→ INSTRUCTIONS FOR THE TASK:
Using the listing below, give the number of lines where "JSON" appears, and nothing else.

→ SUPPLIED DATA:
-- Begin --

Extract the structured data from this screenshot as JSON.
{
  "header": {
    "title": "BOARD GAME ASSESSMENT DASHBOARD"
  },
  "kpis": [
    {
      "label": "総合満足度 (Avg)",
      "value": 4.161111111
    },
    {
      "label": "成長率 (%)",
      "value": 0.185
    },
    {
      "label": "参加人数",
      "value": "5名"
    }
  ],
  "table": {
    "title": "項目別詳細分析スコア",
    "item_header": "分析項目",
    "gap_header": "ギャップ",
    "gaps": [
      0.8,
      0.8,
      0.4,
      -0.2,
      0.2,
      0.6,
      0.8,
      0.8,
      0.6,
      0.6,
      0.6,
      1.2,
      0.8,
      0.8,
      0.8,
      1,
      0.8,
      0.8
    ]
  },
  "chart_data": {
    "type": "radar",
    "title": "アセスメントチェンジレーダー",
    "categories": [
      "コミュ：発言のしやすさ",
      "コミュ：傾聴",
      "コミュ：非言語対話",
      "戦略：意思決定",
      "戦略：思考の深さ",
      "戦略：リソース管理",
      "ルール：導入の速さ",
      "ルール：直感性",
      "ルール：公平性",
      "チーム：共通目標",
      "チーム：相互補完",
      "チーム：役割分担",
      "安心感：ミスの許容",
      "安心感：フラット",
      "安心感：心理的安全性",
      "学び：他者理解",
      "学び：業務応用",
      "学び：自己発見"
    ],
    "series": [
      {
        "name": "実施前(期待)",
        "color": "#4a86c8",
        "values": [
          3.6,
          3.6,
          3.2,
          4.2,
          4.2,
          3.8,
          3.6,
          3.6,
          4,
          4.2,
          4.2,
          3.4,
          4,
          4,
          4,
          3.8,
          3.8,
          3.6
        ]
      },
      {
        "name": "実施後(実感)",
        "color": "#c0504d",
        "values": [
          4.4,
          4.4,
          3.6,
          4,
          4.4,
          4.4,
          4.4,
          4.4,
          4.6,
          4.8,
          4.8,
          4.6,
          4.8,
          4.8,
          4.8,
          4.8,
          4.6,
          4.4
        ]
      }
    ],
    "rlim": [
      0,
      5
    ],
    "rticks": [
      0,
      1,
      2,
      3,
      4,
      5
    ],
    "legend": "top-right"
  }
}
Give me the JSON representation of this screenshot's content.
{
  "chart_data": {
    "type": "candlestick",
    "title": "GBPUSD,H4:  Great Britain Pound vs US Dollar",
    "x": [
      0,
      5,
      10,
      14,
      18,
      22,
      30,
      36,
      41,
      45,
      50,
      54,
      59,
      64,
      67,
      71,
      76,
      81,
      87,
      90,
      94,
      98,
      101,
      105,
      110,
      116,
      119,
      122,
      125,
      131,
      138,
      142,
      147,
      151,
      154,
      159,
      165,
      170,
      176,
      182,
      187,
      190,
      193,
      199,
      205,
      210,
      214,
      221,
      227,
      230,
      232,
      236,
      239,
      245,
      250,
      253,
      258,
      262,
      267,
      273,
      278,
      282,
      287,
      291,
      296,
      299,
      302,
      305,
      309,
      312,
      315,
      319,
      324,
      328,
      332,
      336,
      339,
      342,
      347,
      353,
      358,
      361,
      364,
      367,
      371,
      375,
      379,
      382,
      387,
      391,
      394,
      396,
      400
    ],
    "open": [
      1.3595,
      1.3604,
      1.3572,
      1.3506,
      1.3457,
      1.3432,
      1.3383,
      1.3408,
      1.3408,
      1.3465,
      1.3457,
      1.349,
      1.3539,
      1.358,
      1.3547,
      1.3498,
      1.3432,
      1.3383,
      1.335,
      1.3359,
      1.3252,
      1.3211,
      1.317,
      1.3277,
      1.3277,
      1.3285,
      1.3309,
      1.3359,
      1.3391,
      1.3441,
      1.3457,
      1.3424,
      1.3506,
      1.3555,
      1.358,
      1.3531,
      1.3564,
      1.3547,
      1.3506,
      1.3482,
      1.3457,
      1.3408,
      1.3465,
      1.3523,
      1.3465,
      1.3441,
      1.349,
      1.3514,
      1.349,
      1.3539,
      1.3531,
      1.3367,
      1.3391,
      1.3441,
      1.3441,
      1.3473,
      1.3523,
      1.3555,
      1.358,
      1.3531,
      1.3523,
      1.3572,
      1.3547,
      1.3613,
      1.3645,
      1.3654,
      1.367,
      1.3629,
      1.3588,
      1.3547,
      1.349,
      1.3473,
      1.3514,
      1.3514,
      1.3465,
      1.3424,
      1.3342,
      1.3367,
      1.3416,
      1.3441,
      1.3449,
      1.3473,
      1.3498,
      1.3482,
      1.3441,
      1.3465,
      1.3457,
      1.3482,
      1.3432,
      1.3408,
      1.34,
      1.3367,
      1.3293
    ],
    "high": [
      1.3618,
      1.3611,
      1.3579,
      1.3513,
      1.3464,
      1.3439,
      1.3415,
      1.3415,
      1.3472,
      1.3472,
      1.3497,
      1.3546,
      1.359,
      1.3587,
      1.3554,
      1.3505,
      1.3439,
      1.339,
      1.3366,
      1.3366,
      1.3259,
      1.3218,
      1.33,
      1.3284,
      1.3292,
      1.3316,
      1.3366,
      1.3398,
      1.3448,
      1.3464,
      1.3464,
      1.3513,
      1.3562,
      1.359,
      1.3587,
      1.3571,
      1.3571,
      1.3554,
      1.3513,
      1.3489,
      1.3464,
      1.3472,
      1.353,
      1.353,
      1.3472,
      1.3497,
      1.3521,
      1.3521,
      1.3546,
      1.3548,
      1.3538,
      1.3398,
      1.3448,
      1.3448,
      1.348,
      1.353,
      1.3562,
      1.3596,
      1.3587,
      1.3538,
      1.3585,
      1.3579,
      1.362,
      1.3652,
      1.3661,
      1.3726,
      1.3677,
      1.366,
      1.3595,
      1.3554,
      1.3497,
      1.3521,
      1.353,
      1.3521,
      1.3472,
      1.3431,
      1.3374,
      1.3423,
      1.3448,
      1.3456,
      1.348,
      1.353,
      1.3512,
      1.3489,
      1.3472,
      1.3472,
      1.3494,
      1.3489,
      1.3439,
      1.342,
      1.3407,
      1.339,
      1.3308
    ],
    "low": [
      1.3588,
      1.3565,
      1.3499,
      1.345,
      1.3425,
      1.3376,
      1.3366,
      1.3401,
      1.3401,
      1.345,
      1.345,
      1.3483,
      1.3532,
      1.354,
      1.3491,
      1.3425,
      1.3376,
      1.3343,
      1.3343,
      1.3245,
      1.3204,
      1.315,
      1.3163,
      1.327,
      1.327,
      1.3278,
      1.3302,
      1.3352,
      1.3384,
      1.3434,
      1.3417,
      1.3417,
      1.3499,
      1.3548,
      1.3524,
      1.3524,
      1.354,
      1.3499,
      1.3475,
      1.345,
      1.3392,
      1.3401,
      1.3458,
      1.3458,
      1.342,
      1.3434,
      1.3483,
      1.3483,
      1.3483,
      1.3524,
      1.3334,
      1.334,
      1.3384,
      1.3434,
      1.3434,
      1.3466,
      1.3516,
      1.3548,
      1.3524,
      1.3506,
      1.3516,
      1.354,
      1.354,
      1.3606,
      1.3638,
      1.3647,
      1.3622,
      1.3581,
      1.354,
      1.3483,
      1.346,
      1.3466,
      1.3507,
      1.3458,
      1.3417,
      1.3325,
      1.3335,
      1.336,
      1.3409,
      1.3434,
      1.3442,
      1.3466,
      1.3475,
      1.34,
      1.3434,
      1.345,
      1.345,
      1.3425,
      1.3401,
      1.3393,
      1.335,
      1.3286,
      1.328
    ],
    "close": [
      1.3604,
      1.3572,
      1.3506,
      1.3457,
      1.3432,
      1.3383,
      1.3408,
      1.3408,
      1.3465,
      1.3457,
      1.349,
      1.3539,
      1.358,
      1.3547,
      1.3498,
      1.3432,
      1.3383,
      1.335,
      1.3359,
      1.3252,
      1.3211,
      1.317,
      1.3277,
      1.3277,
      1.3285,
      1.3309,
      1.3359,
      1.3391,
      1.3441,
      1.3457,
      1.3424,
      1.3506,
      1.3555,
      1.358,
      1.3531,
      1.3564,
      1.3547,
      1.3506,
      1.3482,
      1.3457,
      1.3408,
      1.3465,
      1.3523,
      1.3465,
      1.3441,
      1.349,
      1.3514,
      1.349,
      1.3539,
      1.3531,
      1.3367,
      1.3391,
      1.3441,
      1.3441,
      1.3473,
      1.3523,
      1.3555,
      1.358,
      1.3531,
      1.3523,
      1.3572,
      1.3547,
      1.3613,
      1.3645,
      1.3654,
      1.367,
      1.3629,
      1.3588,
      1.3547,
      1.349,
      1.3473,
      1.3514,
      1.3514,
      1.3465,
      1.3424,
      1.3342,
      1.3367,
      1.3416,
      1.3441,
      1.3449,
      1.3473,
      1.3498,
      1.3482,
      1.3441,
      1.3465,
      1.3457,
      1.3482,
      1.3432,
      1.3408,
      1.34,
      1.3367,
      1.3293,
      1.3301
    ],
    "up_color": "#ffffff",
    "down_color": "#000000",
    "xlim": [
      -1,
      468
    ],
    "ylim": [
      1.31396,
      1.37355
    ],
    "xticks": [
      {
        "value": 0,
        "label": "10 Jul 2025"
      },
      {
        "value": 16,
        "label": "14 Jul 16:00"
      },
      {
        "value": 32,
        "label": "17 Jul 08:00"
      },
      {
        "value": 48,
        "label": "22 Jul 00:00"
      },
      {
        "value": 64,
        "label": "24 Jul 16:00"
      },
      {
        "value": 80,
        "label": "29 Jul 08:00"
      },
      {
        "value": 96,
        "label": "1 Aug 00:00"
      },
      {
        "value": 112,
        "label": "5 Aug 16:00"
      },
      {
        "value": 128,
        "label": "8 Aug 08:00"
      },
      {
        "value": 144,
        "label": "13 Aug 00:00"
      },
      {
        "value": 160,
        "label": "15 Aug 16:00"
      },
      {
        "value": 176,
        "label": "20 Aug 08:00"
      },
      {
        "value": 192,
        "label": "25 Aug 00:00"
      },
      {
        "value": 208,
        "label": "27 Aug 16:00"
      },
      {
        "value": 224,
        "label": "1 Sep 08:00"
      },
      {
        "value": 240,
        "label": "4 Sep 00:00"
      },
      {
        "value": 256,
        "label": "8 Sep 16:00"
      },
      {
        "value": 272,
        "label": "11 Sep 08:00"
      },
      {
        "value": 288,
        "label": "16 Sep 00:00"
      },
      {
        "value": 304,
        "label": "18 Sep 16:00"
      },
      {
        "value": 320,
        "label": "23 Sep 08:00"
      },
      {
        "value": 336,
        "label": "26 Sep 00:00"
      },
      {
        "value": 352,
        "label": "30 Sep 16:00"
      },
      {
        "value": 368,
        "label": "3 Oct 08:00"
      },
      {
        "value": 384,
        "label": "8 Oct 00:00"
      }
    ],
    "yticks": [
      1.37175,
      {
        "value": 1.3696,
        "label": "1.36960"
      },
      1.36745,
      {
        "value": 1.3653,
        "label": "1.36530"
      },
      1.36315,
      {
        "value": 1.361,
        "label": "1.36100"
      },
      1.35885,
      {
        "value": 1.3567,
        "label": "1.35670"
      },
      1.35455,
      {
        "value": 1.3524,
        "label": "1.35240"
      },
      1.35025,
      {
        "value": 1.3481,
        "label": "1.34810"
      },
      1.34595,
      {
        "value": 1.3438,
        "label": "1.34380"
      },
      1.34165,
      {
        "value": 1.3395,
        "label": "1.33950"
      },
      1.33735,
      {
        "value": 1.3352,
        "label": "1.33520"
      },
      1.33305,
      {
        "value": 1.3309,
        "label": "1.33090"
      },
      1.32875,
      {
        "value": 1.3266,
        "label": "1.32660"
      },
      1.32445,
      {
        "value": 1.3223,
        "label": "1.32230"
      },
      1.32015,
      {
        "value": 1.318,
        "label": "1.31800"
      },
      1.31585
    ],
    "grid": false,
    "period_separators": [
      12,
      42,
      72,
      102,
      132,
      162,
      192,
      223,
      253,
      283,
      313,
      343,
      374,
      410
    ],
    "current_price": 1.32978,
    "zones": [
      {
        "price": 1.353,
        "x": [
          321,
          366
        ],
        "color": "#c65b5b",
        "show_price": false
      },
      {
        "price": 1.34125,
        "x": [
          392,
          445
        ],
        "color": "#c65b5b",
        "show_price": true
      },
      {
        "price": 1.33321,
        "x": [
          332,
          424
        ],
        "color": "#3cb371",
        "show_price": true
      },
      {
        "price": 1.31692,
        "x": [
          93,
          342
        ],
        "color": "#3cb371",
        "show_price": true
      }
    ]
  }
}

-- End --

→ COMPLETE OUTPUT:
2